# start of Records shown

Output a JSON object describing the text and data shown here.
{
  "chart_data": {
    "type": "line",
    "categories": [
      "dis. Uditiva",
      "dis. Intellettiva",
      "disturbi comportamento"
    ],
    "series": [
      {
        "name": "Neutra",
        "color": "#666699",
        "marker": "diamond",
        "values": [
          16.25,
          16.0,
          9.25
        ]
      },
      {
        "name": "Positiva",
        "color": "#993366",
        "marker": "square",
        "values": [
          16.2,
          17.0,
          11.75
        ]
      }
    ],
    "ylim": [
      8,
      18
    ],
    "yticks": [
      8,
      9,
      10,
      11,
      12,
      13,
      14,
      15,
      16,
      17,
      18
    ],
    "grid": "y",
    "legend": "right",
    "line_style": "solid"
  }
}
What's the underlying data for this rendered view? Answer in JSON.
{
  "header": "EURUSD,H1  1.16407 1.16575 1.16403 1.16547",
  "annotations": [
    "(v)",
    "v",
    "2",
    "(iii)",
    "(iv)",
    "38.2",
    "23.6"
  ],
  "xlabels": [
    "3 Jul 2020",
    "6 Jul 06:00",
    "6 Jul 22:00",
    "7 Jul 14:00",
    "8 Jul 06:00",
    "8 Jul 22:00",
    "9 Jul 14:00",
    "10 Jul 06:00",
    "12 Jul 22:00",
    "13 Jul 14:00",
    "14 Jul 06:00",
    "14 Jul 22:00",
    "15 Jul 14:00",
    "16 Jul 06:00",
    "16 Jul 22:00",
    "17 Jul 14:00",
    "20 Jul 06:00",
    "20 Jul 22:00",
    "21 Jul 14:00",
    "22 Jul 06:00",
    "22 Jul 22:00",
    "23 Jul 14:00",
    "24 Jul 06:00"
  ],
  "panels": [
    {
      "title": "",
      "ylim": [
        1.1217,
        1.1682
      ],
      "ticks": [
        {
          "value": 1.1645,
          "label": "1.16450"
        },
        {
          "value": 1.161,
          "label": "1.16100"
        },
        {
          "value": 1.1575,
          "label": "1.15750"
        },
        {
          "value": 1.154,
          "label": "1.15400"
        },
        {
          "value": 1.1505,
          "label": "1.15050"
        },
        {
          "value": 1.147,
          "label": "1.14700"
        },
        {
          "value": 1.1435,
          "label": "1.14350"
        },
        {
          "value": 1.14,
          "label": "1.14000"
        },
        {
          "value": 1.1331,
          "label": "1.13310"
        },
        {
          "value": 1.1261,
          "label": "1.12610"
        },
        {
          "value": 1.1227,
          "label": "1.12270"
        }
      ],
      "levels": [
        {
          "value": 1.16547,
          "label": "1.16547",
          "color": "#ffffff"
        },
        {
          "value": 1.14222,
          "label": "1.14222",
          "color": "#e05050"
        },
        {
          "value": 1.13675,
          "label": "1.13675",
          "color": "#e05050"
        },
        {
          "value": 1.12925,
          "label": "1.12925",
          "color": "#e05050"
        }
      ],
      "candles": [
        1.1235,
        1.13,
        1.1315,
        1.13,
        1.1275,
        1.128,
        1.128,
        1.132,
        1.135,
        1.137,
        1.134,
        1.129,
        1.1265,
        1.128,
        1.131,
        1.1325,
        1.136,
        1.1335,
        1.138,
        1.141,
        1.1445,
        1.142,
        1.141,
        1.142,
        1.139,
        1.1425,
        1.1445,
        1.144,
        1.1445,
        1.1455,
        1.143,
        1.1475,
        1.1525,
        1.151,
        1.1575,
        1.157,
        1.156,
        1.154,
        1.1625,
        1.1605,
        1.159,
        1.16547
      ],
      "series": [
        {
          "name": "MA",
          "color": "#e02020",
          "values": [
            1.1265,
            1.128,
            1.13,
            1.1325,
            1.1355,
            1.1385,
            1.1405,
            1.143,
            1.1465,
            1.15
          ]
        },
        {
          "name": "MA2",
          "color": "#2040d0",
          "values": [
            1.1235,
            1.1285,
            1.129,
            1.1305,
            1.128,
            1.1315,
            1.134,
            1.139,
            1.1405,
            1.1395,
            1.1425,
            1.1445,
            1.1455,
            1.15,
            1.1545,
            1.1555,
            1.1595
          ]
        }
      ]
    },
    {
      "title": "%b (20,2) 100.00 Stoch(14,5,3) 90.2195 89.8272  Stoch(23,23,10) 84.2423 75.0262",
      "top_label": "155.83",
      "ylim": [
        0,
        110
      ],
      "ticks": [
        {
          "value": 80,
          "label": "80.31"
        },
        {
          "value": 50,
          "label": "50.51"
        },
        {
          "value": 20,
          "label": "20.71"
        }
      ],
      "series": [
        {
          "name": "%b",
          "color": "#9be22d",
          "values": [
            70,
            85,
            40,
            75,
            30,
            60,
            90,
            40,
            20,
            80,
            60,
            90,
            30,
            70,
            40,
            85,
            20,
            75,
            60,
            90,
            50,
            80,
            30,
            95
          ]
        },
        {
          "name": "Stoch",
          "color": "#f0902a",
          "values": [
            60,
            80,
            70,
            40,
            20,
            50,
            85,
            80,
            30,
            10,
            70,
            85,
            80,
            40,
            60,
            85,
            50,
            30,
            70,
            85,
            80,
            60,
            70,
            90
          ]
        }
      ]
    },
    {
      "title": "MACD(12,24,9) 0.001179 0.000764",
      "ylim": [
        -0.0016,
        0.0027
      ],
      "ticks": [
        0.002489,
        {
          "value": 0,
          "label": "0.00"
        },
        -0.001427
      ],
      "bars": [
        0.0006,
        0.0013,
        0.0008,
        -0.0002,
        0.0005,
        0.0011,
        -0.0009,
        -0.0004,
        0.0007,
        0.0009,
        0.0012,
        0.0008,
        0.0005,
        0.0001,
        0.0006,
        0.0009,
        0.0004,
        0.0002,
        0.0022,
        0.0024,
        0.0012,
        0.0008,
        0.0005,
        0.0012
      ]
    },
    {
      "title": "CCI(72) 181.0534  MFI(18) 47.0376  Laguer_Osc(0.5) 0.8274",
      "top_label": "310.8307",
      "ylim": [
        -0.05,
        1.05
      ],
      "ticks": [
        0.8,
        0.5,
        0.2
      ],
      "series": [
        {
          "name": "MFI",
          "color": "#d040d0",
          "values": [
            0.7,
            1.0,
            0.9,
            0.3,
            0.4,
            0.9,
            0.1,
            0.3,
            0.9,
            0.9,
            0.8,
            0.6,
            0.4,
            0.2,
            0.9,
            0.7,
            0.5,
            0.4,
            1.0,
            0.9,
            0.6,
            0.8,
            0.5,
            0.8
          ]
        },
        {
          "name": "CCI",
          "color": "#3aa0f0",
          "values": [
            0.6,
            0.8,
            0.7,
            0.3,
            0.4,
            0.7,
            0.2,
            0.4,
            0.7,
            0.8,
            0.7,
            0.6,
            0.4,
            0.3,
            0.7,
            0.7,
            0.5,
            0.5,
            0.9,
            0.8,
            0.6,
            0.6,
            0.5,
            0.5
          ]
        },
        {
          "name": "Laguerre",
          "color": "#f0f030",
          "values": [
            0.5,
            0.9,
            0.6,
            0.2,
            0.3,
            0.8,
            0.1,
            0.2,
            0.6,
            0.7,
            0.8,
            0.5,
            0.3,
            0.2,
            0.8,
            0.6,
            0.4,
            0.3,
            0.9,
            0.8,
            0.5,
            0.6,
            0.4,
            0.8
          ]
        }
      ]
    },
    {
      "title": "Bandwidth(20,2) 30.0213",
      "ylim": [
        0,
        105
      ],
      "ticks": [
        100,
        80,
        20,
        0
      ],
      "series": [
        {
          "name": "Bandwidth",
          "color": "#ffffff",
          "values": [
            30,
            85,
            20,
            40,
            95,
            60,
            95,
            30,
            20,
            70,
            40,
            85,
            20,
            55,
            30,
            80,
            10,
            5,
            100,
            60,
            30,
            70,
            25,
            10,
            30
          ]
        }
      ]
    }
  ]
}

# end of Records shown

• [What is being asked] Show all lines from the data above in which the word "title" appears.

• [Worked answer]
      "title": "",
      "title": "%b (20,2) 100.00 Stoch(14,5,3) 90.2195 89.8272  Stoch(23,23,10) 84.2423 75.0262",
      "title": "MACD(12,24,9) 0.001179 0.000764",
      "title": "CCI(72) 181.0534  MFI(18) 47.0376  Laguer_Osc(0.5) 0.8274",
      "title": "Bandwidth(20,2) 30.0213",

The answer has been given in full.